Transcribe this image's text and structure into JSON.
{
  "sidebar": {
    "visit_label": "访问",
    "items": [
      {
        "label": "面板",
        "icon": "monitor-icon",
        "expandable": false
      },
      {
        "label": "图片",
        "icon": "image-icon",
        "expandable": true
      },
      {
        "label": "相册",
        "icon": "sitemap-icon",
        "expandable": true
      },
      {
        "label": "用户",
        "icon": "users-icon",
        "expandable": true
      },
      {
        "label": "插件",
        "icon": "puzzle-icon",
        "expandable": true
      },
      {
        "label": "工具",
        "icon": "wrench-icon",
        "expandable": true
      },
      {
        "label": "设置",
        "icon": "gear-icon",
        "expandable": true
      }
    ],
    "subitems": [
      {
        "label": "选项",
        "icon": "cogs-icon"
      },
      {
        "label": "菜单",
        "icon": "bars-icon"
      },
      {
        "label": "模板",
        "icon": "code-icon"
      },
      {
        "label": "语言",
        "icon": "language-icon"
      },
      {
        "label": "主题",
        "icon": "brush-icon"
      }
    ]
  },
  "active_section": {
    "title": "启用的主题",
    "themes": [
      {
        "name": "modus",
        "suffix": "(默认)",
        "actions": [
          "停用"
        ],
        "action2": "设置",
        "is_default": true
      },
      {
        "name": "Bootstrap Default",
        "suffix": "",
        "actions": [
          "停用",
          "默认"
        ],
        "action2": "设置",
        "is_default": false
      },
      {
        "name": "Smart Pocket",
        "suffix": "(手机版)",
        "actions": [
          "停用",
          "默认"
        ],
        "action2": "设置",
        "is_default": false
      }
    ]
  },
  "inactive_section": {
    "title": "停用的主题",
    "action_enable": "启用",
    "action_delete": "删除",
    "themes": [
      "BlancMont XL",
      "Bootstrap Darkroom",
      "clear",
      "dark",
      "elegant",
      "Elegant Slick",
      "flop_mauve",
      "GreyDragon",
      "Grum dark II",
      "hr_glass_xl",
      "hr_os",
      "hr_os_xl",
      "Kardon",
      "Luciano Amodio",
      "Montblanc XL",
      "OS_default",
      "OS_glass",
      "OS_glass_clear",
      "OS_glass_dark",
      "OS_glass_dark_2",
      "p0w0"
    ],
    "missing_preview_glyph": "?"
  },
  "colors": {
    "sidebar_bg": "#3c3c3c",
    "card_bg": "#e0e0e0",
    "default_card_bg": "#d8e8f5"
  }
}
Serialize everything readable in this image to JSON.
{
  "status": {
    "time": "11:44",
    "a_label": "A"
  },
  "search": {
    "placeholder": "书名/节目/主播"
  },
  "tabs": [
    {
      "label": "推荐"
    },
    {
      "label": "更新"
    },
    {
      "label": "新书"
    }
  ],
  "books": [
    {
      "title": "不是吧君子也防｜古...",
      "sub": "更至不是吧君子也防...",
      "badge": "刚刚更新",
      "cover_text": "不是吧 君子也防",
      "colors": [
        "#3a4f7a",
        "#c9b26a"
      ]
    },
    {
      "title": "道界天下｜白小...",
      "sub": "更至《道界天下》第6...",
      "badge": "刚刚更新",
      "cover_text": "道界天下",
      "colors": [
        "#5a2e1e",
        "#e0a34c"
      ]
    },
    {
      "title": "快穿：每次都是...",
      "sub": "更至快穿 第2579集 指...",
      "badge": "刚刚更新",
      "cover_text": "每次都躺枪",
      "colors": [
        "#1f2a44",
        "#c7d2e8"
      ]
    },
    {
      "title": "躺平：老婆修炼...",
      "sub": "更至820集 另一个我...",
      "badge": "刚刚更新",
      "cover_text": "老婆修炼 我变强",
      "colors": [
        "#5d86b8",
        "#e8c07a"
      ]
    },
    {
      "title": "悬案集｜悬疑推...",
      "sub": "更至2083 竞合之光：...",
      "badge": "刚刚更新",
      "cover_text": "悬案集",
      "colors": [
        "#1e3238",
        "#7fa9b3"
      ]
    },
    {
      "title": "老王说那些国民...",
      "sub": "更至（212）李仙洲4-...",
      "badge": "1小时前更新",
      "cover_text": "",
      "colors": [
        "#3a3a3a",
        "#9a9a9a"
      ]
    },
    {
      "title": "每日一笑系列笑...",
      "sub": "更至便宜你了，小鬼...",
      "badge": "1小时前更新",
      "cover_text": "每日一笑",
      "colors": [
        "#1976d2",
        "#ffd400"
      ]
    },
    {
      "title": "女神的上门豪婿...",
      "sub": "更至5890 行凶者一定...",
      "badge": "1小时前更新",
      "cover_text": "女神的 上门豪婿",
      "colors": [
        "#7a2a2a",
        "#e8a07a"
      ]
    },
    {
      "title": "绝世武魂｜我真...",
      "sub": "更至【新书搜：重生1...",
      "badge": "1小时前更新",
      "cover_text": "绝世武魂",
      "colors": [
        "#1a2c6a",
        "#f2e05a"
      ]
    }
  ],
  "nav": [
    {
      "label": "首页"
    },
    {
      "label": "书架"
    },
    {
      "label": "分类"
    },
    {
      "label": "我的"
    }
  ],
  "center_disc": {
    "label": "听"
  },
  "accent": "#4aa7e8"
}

◆ ◆ ◆ ◆ ◆ ◆ ◆

▸ **To do**
Go through the listing above and return every line where the word "道界天下" occurs.

▸ **Exercise solution**
      "title": "道界天下｜白小...",
      "sub": "更至《道界天下》第6...",
      "cover_text": "道界天下",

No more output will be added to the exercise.